WHAT THE EXERCISE ASKS =
Write out all of the data without omission, exactly as shown.

ENTRIES PROVIDED =

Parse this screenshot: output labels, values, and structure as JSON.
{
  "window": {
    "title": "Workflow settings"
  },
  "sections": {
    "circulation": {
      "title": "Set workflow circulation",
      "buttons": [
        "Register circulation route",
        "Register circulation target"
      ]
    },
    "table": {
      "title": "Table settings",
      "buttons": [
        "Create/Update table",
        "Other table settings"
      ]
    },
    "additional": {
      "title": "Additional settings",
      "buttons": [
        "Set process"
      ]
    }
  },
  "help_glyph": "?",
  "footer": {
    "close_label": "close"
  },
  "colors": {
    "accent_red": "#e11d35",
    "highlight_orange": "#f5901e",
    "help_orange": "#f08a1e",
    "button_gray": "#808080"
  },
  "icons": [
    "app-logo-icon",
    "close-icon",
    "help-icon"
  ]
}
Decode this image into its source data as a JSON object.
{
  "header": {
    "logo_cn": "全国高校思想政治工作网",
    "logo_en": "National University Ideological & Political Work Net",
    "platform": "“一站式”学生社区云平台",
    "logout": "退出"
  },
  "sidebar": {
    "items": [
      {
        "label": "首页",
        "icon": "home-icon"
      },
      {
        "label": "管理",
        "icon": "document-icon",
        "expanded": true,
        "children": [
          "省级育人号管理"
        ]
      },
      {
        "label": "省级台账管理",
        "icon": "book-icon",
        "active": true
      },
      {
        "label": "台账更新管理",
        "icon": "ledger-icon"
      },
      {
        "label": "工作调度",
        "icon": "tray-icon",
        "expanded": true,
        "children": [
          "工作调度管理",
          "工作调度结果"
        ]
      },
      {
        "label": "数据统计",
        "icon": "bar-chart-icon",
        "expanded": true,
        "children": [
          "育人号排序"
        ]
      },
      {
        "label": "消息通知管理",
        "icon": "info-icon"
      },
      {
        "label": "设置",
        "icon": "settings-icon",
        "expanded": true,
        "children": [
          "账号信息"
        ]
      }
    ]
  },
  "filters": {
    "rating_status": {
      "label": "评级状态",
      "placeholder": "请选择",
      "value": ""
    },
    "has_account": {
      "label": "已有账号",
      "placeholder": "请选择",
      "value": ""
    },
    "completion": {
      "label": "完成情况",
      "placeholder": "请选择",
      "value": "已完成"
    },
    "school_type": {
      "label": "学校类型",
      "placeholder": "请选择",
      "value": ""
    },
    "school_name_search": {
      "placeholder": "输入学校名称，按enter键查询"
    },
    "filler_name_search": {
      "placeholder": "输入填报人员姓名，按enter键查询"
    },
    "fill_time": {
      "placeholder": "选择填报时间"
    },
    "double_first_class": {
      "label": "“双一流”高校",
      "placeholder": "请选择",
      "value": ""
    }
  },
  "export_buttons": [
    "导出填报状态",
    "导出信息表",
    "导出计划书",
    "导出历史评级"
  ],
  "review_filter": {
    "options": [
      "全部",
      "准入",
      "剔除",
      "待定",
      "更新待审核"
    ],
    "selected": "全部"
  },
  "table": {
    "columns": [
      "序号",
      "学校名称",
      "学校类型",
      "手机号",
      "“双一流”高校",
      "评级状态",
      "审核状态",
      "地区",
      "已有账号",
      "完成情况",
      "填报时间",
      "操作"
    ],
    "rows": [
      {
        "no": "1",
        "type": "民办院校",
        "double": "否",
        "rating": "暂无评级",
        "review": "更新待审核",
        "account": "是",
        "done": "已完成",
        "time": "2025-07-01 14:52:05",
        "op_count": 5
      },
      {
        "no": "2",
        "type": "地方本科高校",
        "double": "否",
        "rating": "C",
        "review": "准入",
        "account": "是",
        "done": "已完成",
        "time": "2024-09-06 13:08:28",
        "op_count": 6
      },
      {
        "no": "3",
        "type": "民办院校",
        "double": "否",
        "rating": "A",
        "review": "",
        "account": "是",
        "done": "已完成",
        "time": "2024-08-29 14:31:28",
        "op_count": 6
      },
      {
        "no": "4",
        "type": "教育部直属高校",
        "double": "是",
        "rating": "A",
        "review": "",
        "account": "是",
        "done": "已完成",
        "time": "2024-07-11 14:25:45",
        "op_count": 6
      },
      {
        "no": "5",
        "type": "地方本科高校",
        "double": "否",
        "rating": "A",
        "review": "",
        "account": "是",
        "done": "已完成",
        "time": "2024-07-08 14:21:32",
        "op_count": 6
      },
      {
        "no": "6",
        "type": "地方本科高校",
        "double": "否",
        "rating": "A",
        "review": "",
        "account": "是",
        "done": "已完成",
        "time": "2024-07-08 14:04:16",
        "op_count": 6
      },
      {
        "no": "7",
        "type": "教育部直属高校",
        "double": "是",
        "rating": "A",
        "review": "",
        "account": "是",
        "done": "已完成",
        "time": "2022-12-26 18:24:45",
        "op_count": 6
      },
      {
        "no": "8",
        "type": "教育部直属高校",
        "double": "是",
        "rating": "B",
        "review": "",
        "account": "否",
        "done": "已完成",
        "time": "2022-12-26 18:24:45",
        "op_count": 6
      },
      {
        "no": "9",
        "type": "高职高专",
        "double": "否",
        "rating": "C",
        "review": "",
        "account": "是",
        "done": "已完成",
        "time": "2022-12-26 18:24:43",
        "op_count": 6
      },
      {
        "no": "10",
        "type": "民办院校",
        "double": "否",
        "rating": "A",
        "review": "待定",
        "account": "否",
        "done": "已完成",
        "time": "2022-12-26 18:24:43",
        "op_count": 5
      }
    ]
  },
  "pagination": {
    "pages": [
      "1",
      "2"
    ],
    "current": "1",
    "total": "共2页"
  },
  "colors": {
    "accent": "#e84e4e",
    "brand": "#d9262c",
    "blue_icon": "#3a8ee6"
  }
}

SOLUTION FOR THIS EXERCISE =
Parse this screenshot: output labels, values, and structure as JSON.
{
  "window": {
    "title": "Workflow settings"
  },
  "sections": {
    "circulation": {
      "title": "Set workflow circulation",
      "buttons": [
        "Register circulation route",
        "Register circulation target"
      ]
    },
    "table": {
      "title": "Table settings",
      "buttons": [
        "Create/Update table",
        "Other table settings"
      ]
    },
    "additional": {
      "title": "Additional settings",
      "buttons": [
        "Set process"
      ]
    }
  },
  "help_glyph": "?",
  "footer": {
    "close_label": "close"
  },
  "colors": {
    "accent_red": "#e11d35",
    "highlight_orange": "#f5901e",
    "help_orange": "#f08a1e",
    "button_gray": "#808080"
  },
  "icons": [
    "app-logo-icon",
    "close-icon",
    "help-icon"
  ]
}
Decode this image into its source data as a JSON object.
{
  "header": {
    "logo_cn": "全国高校思想政治工作网",
    "logo_en": "National University Ideological & Political Work Net",
    "platform": "“一站式”学生社区云平台",
    "logout": "退出"
  },
  "sidebar": {
    "items": [
      {
        "label": "首页",
        "icon": "home-icon"
      },
      {
        "label": "管理",
        "icon": "document-icon",
        "expanded": true,
        "children": [
          "省级育人号管理"
        ]
      },
      {
        "label": "省级台账管理",
        "icon": "book-icon",
        "active": true
      },
      {
        "label": "台账更新管理",
        "icon": "ledger-icon"
      },
      {
        "label": "工作调度",
        "icon": "tray-icon",
        "expanded": true,
        "children": [
          "工作调度管理",
          "工作调度结果"
        ]
      },
      {
        "label": "数据统计",
        "icon": "bar-chart-icon",
        "expanded": true,
        "children": [
          "育人号排序"
        ]
      },
      {
        "label": "消息通知管理",
        "icon": "info-icon"
      },
      {
        "label": "设置",
        "icon": "settings-icon",
        "expanded": true,
        "children": [
          "账号信息"
        ]
      }
    ]
  },
  "filters": {
    "rating_status": {
      "label": "评级状态",
      "placeholder": "请选择",
      "value": ""
    },
    "has_account": {
      "label": "已有账号",
      "placeholder": "请选择",
      "value": ""
    },
    "completion": {
      "label": "完成情况",
      "placeholder": "请选择",
      "value": "已完成"
    },
    "school_type": {
      "label": "学校类型",
      "placeholder": "请选择",
      "value": ""
    },
    "school_name_search": {
      "placeholder": "输入学校名称，按enter键查询"
    },
    "filler_name_search": {
      "placeholder": "输入填报人员姓名，按enter键查询"
    },
    "fill_time": {
      "placeholder": "选择填报时间"
    },
    "double_first_class": {
      "label": "“双一流”高校",
      "placeholder": "请选择",
      "value": ""
    }
  },
  "export_buttons": [
    "导出填报状态",
    "导出信息表",
    "导出计划书",
    "导出历史评级"
  ],
  "review_filter": {
    "options": [
      "全部",
      "准入",
      "剔除",
      "待定",
      "更新待审核"
    ],
    "selected": "全部"
  },
  "table": {
    "columns": [
      "序号",
      "学校名称",
      "学校类型",
      "手机号",
      "“双一流”高校",
      "评级状态",
      "审核状态",
      "地区",
      "已有账号",
      "完成情况",
      "填报时间",
      "操作"
    ],
    "rows": [
      {
        "no": "1",
        "type": "民办院校",
        "double": "否",
        "rating": "暂无评级",
        "review": "更新待审核",
        "account": "是",
        "done": "已完成",
        "time": "2025-07-01 14:52:05",
        "op_count": 5
      },
      {
        "no": "2",
        "type": "地方本科高校",
        "double": "否",
        "rating": "C",
        "review": "准入",
        "account": "是",
        "done": "已完成",
        "time": "2024-09-06 13:08:28",
        "op_count": 6
      },
      {
        "no": "3",
        "type": "民办院校",
        "double": "否",
        "rating": "A",
        "review": "",
        "account": "是",
        "done": "已完成",
        "time": "2024-08-29 14:31:28",
        "op_count": 6
      },
      {
        "no": "4",
        "type": "教育部直属高校",
        "double": "是",
        "rating": "A",
        "review": "",
        "account": "是",
        "done": "已完成",
        "time": "2024-07-11 14:25:45",
        "op_count": 6
      },
      {
        "no": "5",
        "type": "地方本科高校",
        "double": "否",
        "rating": "A",
        "review": "",
        "account": "是",
        "done": "已完成",
        "time": "2024-07-08 14:21:32",
        "op_count": 6
      },
      {
        "no": "6",
        "type": "地方本科高校",
        "double": "否",
        "rating": "A",
        "review": "",
        "account": "是",
        "done": "已完成",
        "time": "2024-07-08 14:04:16",
        "op_count": 6
      },
      {
        "no": "7",
        "type": "教育部直属高校",
        "double": "是",
        "rating": "A",
        "review": "",
        "account": "是",
        "done": "已完成",
        "time": "2022-12-26 18:24:45",
        "op_count": 6
      },
      {
        "no": "8",
        "type": "教育部直属高校",
        "double": "是",
        "rating": "B",
        "review": "",
        "account": "否",
        "done": "已完成",
        "time": "2022-12-26 18:24:45",
        "op_count": 6
      },
      {
        "no": "9",
        "type": "高职高专",
        "double": "否",
        "rating": "C",
        "review": "",
        "account": "是",
        "done": "已完成",
        "time": "2022-12-26 18:24:43",
        "op_count": 6
      },
      {
        "no": "10",
        "type": "民办院校",
        "double": "否",
        "rating": "A",
        "review": "待定",
        "account": "否",
        "done": "已完成",
        "time": "2022-12-26 18:24:43",
        "op_count": 5
      }
    ]
  },
  "pagination": {
    "pages": [
      "1",
      "2"
    ],
    "current": "1",
    "total": "共2页"
  },
  "colors": {
    "accent": "#e84e4e",
    "brand": "#d9262c",
    "blue_icon": "#3a8ee6"
  }
}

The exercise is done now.